Materials provided |
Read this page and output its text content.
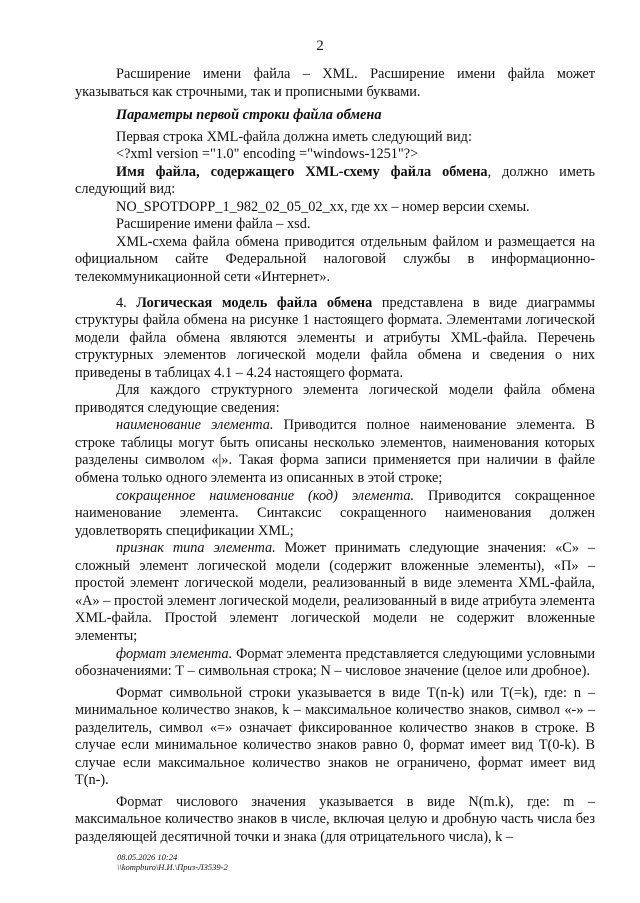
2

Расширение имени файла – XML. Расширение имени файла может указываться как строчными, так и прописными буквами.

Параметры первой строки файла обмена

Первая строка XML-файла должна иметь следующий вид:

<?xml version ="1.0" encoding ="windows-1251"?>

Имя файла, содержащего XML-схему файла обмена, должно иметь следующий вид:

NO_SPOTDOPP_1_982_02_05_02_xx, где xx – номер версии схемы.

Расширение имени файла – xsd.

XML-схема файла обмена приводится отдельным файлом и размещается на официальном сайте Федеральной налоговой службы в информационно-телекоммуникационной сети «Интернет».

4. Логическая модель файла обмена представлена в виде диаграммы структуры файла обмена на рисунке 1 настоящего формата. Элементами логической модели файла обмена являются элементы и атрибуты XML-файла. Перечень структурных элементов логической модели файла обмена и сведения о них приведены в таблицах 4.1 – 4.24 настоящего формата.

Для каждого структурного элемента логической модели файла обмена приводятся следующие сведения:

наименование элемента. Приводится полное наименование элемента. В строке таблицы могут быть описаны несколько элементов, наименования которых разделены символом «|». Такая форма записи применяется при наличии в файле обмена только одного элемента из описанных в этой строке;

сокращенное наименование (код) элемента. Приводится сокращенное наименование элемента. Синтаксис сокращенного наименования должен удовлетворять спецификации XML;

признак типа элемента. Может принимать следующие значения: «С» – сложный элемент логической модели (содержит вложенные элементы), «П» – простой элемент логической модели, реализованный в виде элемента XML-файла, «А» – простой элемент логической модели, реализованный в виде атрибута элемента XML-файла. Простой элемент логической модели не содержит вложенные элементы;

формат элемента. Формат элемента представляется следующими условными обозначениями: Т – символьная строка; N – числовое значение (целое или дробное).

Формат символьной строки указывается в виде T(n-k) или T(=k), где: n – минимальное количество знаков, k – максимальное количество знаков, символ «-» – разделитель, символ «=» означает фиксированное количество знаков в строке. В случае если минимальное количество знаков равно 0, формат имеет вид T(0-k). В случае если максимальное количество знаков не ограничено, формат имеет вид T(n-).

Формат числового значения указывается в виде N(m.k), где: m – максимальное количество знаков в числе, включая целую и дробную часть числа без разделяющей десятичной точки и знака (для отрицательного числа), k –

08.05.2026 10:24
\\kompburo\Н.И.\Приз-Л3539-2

What is needed |
Collect from the data above every line that includes "сведения".

Task output |
4. Логическая модель файла обмена представлена в виде диаграммы структуры файла обмена на рисунке 1 настоящего формата. Элементами логической модели файла обмена являются элементы и атрибуты XML-файла. Перечень структурных элементов логической модели файла обмена и сведения о них приведены в таблицах 4.1 – 4.24 настоящего формата.
Для каждого структурного элемента логической модели файла обмена приводятся следующие сведения:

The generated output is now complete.